# GIVEN TASK
In the material below, the lines containing the word "Surface" are required; copy each of them.

# GIVEN DATA
** Start **
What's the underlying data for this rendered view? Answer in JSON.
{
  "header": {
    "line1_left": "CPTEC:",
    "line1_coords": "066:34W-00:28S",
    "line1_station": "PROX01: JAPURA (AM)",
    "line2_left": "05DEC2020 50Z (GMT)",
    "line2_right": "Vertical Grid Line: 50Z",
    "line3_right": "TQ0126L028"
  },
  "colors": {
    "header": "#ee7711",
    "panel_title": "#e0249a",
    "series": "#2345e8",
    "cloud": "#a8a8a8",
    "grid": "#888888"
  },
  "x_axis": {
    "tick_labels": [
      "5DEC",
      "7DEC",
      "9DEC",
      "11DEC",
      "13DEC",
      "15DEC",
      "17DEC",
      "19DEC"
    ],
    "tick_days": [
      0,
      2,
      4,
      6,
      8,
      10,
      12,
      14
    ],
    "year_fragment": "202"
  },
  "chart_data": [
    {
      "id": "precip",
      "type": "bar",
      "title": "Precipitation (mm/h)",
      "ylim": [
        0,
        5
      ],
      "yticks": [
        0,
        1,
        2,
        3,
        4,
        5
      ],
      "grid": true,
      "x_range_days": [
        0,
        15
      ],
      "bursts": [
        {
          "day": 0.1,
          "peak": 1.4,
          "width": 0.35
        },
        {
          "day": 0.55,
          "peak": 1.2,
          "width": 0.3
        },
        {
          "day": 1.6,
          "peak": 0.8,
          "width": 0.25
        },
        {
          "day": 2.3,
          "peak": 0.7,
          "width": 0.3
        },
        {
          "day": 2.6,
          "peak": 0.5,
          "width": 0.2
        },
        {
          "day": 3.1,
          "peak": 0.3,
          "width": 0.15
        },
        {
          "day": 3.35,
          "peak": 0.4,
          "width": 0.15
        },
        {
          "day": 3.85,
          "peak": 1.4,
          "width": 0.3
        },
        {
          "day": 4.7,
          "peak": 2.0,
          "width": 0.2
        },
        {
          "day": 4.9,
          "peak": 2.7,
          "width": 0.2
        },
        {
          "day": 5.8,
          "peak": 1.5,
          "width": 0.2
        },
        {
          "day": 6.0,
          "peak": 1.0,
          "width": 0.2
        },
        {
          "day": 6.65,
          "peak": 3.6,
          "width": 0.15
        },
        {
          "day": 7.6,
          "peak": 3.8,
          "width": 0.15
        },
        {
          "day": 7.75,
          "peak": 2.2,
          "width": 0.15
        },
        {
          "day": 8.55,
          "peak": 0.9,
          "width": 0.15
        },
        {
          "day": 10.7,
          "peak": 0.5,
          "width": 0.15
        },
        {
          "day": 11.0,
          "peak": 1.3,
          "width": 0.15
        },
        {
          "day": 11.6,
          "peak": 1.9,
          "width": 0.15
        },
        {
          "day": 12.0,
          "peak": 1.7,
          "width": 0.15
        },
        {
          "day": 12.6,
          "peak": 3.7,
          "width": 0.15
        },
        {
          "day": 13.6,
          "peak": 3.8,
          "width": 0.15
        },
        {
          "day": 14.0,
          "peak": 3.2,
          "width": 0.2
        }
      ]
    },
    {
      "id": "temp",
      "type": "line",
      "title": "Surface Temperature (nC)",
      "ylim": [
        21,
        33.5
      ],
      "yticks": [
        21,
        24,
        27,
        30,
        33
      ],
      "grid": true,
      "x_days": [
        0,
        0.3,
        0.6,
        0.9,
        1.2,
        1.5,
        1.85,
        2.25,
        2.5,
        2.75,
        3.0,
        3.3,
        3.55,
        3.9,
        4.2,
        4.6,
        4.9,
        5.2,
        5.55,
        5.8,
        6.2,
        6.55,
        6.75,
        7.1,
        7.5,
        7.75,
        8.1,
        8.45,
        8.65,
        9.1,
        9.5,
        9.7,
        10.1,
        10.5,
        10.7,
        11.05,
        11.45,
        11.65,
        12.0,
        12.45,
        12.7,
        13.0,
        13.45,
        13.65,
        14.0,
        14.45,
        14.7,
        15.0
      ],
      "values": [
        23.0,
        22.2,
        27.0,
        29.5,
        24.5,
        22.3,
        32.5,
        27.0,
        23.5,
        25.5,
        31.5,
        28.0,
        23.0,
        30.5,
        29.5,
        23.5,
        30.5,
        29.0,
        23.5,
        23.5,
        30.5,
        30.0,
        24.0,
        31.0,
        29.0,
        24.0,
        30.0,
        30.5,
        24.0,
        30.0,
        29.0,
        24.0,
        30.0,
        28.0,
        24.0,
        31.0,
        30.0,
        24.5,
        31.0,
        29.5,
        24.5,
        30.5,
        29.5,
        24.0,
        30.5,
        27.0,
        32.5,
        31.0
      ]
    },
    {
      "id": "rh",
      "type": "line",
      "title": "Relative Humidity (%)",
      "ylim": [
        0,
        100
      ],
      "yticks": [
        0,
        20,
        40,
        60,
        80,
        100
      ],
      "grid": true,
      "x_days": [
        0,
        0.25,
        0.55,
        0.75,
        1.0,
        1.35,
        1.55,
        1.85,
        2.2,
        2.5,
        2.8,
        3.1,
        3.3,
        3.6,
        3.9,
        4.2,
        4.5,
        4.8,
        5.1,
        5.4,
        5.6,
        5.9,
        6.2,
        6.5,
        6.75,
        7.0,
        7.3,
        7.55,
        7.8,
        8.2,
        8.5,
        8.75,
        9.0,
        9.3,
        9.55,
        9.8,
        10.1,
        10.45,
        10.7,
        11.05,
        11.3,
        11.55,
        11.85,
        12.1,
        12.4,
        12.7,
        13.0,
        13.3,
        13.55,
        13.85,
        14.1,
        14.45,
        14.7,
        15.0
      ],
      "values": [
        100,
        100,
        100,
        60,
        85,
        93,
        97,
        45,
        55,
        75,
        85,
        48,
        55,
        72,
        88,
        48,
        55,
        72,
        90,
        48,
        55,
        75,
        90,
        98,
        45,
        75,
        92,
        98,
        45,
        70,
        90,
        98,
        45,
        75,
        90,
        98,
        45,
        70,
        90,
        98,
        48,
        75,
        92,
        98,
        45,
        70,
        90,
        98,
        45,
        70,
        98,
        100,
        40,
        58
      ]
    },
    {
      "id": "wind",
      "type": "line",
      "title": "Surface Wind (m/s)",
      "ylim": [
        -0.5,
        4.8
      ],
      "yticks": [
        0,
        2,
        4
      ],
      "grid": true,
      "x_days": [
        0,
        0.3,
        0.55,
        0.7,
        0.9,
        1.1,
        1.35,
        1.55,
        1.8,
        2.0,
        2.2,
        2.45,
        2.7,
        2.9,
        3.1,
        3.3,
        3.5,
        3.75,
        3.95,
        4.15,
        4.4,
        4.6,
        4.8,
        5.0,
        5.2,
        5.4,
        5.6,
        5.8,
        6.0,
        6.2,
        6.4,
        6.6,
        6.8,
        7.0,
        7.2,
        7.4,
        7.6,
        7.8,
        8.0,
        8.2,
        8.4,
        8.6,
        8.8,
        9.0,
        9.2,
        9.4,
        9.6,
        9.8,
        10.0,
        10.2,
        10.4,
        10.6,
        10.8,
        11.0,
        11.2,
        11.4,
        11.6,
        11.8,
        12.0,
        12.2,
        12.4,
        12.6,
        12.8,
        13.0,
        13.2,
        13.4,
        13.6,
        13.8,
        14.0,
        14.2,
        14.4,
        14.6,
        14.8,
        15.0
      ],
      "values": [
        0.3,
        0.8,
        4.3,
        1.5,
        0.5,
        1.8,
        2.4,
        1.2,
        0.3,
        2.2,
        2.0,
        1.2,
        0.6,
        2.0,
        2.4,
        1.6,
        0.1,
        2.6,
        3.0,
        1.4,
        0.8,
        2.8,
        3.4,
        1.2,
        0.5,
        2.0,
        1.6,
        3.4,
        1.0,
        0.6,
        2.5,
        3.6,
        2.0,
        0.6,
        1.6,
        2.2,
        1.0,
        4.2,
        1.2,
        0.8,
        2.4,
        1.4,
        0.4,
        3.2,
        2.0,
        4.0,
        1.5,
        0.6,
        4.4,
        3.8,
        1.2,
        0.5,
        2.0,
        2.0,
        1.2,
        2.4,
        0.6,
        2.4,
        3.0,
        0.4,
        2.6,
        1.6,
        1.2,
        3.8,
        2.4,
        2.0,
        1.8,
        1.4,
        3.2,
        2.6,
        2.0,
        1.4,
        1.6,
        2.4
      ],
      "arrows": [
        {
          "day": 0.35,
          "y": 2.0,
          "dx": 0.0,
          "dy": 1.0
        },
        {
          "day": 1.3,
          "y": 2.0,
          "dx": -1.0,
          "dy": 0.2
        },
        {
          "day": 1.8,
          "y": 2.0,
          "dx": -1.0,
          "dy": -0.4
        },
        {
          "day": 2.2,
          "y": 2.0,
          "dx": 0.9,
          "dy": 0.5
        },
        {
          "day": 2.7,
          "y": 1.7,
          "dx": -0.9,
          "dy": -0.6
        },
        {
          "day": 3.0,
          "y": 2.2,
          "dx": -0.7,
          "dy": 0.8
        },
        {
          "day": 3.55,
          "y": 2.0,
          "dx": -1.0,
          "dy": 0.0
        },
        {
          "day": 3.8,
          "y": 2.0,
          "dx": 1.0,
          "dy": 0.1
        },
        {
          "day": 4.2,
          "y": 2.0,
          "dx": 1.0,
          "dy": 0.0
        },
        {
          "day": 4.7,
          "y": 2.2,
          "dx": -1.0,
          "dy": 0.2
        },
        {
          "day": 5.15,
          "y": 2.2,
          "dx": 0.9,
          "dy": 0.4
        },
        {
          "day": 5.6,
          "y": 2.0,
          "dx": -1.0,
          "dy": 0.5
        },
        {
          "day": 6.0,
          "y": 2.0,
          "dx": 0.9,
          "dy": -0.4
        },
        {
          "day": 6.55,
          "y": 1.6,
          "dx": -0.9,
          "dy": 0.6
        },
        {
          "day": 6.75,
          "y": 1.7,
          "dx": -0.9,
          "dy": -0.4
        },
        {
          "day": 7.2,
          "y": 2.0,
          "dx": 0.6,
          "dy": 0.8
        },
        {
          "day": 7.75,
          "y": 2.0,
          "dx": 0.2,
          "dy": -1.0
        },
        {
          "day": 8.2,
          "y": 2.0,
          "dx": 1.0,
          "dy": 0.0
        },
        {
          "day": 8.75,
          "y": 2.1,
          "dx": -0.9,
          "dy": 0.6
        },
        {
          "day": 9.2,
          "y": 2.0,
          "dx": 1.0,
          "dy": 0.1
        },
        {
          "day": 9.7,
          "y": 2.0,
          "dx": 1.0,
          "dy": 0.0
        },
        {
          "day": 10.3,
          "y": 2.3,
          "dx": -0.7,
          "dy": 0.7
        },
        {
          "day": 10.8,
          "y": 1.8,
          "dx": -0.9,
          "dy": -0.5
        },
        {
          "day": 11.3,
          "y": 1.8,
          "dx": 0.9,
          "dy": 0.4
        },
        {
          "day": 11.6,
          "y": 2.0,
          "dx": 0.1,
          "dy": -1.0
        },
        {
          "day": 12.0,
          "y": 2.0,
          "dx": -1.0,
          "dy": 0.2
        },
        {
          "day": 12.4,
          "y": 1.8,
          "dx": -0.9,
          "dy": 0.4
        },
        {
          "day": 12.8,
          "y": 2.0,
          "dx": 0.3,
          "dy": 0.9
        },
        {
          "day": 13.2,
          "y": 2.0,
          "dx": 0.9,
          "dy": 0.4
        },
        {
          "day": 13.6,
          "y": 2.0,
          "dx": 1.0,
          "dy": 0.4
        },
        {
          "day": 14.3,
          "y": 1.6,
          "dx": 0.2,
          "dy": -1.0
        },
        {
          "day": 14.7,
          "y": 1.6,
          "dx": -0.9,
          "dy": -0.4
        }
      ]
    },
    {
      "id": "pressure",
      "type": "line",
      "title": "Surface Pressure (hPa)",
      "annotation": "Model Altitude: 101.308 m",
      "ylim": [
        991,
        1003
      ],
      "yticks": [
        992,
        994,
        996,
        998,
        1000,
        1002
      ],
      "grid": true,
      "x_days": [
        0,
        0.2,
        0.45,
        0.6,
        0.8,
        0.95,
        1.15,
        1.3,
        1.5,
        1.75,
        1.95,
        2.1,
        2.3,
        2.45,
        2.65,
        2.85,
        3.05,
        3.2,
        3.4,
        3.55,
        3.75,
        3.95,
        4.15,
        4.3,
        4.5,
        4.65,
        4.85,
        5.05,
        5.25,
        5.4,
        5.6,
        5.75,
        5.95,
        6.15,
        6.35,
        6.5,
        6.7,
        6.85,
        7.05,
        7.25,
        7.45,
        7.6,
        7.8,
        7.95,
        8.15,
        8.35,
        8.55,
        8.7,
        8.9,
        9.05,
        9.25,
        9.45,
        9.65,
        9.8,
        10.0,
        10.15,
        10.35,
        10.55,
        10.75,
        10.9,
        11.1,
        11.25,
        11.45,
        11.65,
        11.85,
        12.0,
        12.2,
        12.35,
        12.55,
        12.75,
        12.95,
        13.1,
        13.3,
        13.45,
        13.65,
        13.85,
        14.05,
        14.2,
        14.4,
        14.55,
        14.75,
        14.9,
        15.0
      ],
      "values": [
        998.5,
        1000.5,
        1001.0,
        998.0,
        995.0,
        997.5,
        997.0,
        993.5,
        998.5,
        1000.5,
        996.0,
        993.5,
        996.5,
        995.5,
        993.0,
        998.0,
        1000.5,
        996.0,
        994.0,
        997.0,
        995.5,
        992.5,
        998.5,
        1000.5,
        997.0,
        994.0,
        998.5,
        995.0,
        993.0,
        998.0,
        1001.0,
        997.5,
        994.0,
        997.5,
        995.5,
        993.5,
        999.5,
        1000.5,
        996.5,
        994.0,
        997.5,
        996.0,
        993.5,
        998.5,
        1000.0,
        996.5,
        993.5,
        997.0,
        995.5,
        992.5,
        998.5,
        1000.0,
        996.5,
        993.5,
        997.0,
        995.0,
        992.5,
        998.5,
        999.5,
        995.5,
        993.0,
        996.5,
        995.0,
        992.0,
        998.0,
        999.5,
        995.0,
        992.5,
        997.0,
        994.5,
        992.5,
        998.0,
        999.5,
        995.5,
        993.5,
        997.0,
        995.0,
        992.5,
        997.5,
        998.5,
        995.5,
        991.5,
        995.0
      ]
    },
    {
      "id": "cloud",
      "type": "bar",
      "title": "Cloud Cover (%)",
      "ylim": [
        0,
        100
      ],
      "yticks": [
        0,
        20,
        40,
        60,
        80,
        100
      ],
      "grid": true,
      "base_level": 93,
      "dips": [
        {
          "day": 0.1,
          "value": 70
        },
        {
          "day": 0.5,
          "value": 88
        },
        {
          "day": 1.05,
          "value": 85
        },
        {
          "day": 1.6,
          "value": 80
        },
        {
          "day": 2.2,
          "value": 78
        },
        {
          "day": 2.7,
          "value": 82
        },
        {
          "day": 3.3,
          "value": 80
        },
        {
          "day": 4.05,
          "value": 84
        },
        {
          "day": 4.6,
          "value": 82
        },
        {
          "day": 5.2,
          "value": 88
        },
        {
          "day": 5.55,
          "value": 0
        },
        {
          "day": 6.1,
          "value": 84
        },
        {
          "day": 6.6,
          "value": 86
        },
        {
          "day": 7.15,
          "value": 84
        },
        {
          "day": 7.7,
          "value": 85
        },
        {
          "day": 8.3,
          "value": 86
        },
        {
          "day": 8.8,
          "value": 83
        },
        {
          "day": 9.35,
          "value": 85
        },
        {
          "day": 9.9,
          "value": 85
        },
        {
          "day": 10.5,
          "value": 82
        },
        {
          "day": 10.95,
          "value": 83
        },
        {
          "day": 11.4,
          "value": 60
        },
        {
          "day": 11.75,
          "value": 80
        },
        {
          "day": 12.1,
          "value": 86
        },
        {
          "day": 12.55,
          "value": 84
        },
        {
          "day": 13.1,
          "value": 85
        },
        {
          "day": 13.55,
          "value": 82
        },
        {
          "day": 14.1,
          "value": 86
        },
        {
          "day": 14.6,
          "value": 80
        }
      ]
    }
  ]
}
** End **
# TASK SOLUTION
      "title": "Surface Temperature (nC)",
      "title": "Surface Wind (m/s)",
      "title": "Surface Pressure (hPa)",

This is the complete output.